### Work to do
Work out how many lines of the listing hold "departure", then state only that count.

Figure record listings:
## begin

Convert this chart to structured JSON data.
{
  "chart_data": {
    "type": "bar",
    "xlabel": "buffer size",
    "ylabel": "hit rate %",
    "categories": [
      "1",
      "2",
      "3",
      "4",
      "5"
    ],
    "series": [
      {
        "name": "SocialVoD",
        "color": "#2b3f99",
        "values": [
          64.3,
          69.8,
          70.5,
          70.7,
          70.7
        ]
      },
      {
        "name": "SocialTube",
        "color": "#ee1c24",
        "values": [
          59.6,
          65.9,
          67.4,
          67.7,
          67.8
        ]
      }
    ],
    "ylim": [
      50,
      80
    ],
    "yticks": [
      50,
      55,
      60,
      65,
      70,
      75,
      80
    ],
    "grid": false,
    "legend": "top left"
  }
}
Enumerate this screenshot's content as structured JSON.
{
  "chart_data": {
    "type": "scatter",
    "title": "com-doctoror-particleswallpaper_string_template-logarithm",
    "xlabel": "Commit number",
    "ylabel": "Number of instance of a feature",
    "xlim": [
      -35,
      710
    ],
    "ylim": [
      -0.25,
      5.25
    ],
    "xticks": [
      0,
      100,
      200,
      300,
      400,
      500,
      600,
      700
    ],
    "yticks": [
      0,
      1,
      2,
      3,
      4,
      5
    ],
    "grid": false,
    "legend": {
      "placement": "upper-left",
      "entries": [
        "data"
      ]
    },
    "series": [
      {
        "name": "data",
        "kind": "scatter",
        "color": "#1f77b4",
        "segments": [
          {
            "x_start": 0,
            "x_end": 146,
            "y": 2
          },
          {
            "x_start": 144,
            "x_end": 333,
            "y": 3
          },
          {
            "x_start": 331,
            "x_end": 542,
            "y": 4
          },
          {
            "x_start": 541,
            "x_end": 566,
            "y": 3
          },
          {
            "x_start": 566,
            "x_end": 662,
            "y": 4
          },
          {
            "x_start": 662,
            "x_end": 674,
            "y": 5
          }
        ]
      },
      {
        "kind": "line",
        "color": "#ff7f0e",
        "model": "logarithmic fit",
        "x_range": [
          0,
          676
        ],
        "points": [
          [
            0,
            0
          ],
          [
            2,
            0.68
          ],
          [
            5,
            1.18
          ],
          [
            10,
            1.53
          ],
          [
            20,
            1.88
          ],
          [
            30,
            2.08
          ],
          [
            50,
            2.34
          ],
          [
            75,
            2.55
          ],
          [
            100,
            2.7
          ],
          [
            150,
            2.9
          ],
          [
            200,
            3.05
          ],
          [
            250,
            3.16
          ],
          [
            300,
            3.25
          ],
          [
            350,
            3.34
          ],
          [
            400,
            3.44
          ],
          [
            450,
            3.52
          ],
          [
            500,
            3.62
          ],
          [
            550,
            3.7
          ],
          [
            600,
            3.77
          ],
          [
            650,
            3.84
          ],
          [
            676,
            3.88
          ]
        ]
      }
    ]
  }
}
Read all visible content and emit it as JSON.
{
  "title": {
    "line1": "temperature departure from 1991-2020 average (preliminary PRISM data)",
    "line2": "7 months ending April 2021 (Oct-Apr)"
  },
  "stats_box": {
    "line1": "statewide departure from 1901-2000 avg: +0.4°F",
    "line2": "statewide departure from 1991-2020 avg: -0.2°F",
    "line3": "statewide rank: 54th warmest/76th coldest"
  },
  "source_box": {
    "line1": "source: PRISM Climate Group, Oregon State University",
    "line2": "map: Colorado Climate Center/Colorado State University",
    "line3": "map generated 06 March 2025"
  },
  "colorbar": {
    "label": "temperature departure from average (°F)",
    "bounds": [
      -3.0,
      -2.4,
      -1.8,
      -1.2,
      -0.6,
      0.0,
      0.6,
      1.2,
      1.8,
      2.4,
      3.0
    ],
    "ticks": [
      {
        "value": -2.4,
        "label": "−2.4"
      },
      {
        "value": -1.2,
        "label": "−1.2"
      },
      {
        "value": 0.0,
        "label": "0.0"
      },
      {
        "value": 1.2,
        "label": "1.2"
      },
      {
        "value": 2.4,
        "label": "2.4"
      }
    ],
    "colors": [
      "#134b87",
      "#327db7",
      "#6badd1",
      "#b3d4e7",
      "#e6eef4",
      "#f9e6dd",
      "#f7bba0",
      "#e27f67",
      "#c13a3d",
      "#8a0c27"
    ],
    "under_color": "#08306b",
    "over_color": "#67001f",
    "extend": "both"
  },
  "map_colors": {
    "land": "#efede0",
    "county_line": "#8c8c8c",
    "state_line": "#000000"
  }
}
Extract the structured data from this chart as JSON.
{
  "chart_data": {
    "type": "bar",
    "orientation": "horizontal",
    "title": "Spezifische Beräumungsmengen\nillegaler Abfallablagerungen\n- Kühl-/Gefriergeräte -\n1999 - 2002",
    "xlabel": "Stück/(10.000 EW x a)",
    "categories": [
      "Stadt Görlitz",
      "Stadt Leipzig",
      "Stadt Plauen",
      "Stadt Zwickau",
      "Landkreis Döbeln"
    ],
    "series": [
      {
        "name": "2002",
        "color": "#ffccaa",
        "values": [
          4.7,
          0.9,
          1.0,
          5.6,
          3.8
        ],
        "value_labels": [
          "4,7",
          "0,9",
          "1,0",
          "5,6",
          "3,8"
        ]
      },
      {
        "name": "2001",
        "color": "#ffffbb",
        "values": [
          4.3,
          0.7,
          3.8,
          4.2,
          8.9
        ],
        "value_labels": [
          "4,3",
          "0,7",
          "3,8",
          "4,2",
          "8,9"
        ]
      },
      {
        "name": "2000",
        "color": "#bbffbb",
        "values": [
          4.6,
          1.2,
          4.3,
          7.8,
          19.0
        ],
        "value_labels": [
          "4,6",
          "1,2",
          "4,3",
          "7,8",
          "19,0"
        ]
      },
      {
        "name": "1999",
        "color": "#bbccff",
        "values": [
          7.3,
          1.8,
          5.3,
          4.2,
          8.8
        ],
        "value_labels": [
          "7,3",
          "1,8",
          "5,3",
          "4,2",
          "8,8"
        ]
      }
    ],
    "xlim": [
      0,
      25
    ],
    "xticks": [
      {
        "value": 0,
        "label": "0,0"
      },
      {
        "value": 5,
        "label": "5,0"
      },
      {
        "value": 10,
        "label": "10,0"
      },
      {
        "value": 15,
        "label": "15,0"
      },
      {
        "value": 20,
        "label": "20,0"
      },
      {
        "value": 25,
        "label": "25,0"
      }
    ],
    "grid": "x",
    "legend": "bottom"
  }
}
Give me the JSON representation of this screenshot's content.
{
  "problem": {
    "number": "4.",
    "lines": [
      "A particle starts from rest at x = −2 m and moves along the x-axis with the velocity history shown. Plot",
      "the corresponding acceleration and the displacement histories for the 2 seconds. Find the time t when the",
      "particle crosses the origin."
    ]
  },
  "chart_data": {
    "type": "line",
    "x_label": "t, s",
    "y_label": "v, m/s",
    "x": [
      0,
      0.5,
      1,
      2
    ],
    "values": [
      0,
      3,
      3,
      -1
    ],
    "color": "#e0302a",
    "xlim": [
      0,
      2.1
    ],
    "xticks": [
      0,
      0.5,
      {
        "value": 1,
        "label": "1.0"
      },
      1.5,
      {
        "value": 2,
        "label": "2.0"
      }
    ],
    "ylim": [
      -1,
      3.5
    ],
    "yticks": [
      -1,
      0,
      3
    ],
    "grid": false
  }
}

## end

### Solution for this problem
4